··· Task inputs ···

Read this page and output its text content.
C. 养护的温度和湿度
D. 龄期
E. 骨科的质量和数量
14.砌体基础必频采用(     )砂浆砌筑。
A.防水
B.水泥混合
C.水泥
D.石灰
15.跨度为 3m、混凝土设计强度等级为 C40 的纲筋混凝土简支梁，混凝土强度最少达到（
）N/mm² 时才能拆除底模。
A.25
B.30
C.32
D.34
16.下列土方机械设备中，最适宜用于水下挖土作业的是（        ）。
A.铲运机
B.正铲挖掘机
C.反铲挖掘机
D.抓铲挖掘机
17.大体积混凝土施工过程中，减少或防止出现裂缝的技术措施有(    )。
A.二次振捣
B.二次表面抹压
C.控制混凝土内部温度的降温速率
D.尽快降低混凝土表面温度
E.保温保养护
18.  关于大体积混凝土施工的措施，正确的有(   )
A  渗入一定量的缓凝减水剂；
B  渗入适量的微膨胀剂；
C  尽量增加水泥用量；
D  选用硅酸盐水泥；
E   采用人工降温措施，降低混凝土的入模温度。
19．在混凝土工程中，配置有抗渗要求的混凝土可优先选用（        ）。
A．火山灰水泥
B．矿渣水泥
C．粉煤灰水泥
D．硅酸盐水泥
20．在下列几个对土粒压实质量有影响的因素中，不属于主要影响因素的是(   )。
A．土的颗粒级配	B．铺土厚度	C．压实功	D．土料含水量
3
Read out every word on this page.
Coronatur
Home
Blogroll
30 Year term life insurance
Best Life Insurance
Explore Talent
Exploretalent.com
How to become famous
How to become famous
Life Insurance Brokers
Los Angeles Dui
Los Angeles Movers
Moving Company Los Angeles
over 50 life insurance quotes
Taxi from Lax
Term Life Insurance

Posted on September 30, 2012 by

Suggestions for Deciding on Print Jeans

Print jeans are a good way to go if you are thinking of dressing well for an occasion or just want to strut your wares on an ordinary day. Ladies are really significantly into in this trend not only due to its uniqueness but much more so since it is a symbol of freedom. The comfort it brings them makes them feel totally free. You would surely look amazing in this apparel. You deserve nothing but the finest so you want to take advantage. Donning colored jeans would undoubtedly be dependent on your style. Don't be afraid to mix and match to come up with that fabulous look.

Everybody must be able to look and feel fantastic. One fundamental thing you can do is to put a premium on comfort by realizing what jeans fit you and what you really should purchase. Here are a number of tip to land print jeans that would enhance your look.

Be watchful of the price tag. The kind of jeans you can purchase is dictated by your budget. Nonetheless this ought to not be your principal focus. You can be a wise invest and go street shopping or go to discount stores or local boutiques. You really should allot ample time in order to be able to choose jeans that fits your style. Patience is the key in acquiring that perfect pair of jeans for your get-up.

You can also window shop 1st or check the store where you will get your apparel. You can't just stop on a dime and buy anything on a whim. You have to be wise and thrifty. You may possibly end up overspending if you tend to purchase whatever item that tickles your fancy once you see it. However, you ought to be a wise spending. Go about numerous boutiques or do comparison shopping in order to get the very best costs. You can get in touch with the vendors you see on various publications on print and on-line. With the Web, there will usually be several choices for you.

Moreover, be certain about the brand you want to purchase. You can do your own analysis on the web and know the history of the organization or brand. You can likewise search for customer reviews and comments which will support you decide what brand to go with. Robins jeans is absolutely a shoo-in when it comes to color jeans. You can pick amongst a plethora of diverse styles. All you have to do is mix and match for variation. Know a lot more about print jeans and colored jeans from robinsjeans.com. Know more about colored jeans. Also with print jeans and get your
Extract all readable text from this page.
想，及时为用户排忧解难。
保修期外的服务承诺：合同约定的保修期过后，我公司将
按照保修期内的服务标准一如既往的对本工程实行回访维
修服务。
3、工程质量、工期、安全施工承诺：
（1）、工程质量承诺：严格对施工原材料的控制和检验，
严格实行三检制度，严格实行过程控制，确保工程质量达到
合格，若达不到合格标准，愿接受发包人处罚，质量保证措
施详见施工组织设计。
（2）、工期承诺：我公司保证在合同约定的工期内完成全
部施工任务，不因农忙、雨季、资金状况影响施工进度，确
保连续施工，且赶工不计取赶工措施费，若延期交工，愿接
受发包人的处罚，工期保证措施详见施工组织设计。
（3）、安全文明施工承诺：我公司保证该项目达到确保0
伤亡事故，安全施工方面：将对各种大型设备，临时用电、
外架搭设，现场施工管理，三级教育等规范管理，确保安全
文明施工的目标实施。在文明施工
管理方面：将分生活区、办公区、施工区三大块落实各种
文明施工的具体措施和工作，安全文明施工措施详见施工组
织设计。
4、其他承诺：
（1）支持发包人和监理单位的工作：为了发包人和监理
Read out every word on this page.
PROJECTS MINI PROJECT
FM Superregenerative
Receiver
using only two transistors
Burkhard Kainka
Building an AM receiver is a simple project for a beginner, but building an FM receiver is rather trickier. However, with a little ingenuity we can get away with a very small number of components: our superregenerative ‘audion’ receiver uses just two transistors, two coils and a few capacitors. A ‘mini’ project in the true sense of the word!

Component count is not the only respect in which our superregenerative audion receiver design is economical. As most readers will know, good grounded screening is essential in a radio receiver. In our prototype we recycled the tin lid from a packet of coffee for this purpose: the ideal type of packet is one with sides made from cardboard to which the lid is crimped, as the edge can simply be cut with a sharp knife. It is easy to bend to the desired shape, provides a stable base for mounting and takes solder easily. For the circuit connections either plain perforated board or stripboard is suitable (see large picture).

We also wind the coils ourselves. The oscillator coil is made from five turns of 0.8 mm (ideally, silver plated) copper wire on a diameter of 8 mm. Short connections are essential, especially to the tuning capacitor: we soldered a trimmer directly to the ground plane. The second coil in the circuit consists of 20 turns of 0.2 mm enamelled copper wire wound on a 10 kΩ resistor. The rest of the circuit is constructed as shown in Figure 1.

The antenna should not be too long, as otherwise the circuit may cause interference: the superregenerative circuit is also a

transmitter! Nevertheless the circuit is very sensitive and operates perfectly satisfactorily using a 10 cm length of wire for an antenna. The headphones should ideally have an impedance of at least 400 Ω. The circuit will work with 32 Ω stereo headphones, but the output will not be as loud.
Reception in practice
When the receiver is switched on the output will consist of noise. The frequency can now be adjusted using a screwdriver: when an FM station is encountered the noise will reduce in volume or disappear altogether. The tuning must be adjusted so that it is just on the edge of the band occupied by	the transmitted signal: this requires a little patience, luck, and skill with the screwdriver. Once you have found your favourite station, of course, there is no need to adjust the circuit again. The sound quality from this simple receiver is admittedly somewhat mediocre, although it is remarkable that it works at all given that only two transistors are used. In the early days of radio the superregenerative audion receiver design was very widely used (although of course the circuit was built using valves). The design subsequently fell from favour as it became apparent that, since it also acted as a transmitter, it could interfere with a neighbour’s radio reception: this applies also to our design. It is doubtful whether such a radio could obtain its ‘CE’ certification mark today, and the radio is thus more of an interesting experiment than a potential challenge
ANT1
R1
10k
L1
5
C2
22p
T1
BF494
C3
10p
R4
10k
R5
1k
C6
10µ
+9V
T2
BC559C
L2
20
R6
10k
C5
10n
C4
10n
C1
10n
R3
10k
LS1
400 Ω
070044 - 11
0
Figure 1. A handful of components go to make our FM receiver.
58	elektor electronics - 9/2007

···

→ **Problem to work on**: Take the entries and copy them out exactly.

→ **Answer in full**:
Read this page and output its text content.
C. 养护的温度和湿度
D. 龄期
E. 骨科的质量和数量
14.砌体基础必频采用(     )砂浆砌筑。
A.防水
B.水泥混合
C.水泥
D.石灰
15.跨度为 3m、混凝土设计强度等级为 C40 的纲筋混凝土简支梁，混凝土强度最少达到（
）N/mm² 时才能拆除底模。
A.25
B.30
C.32
D.34
16.下列土方机械设备中，最适宜用于水下挖土作业的是（        ）。
A.铲运机
B.正铲挖掘机
C.反铲挖掘机
D.抓铲挖掘机
17.大体积混凝土施工过程中，减少或防止出现裂缝的技术措施有(    )。
A.二次振捣
B.二次表面抹压
C.控制混凝土内部温度的降温速率
D.尽快降低混凝土表面温度
E.保温保养护
18.  关于大体积混凝土施工的措施，正确的有(   )
A  渗入一定量的缓凝减水剂；
B  渗入适量的微膨胀剂；
C  尽量增加水泥用量；
D  选用硅酸盐水泥；
E   采用人工降温措施，降低混凝土的入模温度。
19．在混凝土工程中，配置有抗渗要求的混凝土可优先选用（        ）。
A．火山灰水泥
B．矿渣水泥
C．粉煤灰水泥
D．硅酸盐水泥
20．在下列几个对土粒压实质量有影响的因素中，不属于主要影响因素的是(   )。
A．土的颗粒级配	B．铺土厚度	C．压实功	D．土料含水量
3
Read out every word on this page.
Coronatur
Home
Blogroll
30 Year term life insurance
Best Life Insurance
Explore Talent
Exploretalent.com
How to become famous
How to become famous
Life Insurance Brokers
Los Angeles Dui
Los Angeles Movers
Moving Company Los Angeles
over 50 life insurance quotes
Taxi from Lax
Term Life Insurance

Posted on September 30, 2012 by

Suggestions for Deciding on Print Jeans

Print jeans are a good way to go if you are thinking of dressing well for an occasion or just want to strut your wares on an ordinary day. Ladies are really significantly into in this trend not only due to its uniqueness but much more so since it is a symbol of freedom. The comfort it brings them makes them feel totally free. You would surely look amazing in this apparel. You deserve nothing but the finest so you want to take advantage. Donning colored jeans would undoubtedly be dependent on your style. Don't be afraid to mix and match to come up with that fabulous look.

Everybody must be able to look and feel fantastic. One fundamental thing you can do is to put a premium on comfort by realizing what jeans fit you and what you really should purchase. Here are a number of tip to land print jeans that would enhance your look.

Be watchful of the price tag. The kind of jeans you can purchase is dictated by your budget. Nonetheless this ought to not be your principal focus. You can be a wise invest and go street shopping or go to discount stores or local boutiques. You really should allot ample time in order to be able to choose jeans that fits your style. Patience is the key in acquiring that perfect pair of jeans for your get-up.

You can also window shop 1st or check the store where you will get your apparel. You can't just stop on a dime and buy anything on a whim. You have to be wise and thrifty. You may possibly end up overspending if you tend to purchase whatever item that tickles your fancy once you see it. However, you ought to be a wise spending. Go about numerous boutiques or do comparison shopping in order to get the very best costs. You can get in touch with the vendors you see on various publications on print and on-line. With the Web, there will usually be several choices for you.

Moreover, be certain about the brand you want to purchase. You can do your own analysis on the web and know the history of the organization or brand. You can likewise search for customer reviews and comments which will support you decide what brand to go with. Robins jeans is absolutely a shoo-in when it comes to color jeans. You can pick amongst a plethora of diverse styles. All you have to do is mix and match for variation. Know a lot more about print jeans and colored jeans from robinsjeans.com. Know more about colored jeans. Also with print jeans and get your
Extract all readable text from this page.
想，及时为用户排忧解难。
保修期外的服务承诺：合同约定的保修期过后，我公司将
按照保修期内的服务标准一如既往的对本工程实行回访维
修服务。
3、工程质量、工期、安全施工承诺：
（1）、工程质量承诺：严格对施工原材料的控制和检验，
严格实行三检制度，严格实行过程控制，确保工程质量达到
合格，若达不到合格标准，愿接受发包人处罚，质量保证措
施详见施工组织设计。
（2）、工期承诺：我公司保证在合同约定的工期内完成全
部施工任务，不因农忙、雨季、资金状况影响施工进度，确
保连续施工，且赶工不计取赶工措施费，若延期交工，愿接
受发包人的处罚，工期保证措施详见施工组织设计。
（3）、安全文明施工承诺：我公司保证该项目达到确保0
伤亡事故，安全施工方面：将对各种大型设备，临时用电、
外架搭设，现场施工管理，三级教育等规范管理，确保安全
文明施工的目标实施。在文明施工
管理方面：将分生活区、办公区、施工区三大块落实各种
文明施工的具体措施和工作，安全文明施工措施详见施工组
织设计。
4、其他承诺：
（1）支持发包人和监理单位的工作：为了发包人和监理
Read out every word on this page.
PROJECTS MINI PROJECT
FM Superregenerative
Receiver
using only two transistors
Burkhard Kainka
Building an AM receiver is a simple project for a beginner, but building an FM receiver is rather trickier. However, with a little ingenuity we can get away with a very small number of components: our superregenerative ‘audion’ receiver uses just two transistors, two coils and a few capacitors. A ‘mini’ project in the true sense of the word!

Component count is not the only respect in which our superregenerative audion receiver design is economical. As most readers will know, good grounded screening is essential in a radio receiver. In our prototype we recycled the tin lid from a packet of coffee for this purpose: the ideal type of packet is one with sides made from cardboard to which the lid is crimped, as the edge can simply be cut with a sharp knife. It is easy to bend to the desired shape, provides a stable base for mounting and takes solder easily. For the circuit connections either plain perforated board or stripboard is suitable (see large picture).

We also wind the coils ourselves. The oscillator coil is made from five turns of 0.8 mm (ideally, silver plated) copper wire on a diameter of 8 mm. Short connections are essential, especially to the tuning capacitor: we soldered a trimmer directly to the ground plane. The second coil in the circuit consists of 20 turns of 0.2 mm enamelled copper wire wound on a 10 kΩ resistor. The rest of the circuit is constructed as shown in Figure 1.

The antenna should not be too long, as otherwise the circuit may cause interference: the superregenerative circuit is also a

transmitter! Nevertheless the circuit is very sensitive and operates perfectly satisfactorily using a 10 cm length of wire for an antenna. The headphones should ideally have an impedance of at least 400 Ω. The circuit will work with 32 Ω stereo headphones, but the output will not be as loud.
Reception in practice
When the receiver is switched on the output will consist of noise. The frequency can now be adjusted using a screwdriver: when an FM station is encountered the noise will reduce in volume or disappear altogether. The tuning must be adjusted so that it is just on the edge of the band occupied by	the transmitted signal: this requires a little patience, luck, and skill with the screwdriver. Once you have found your favourite station, of course, there is no need to adjust the circuit again. The sound quality from this simple receiver is admittedly somewhat mediocre, although it is remarkable that it works at all given that only two transistors are used. In the early days of radio the superregenerative audion receiver design was very widely used (although of course the circuit was built using valves). The design subsequently fell from favour as it became apparent that, since it also acted as a transmitter, it could interfere with a neighbour’s radio reception: this applies also to our design. It is doubtful whether such a radio could obtain its ‘CE’ certification mark today, and the radio is thus more of an interesting experiment than a potential challenge
ANT1
R1
10k
L1
5
C2
22p
T1
BF494
C3
10p
R4
10k
R5
1k
C6
10µ
+9V
T2
BC559C
L2
20
R6
10k
C5
10n
C4
10n
C1
10n
R3
10k
LS1
400 Ω
070044 - 11
0
Figure 1. A handful of components go to make our FM receiver.
58	elektor electronics - 9/2007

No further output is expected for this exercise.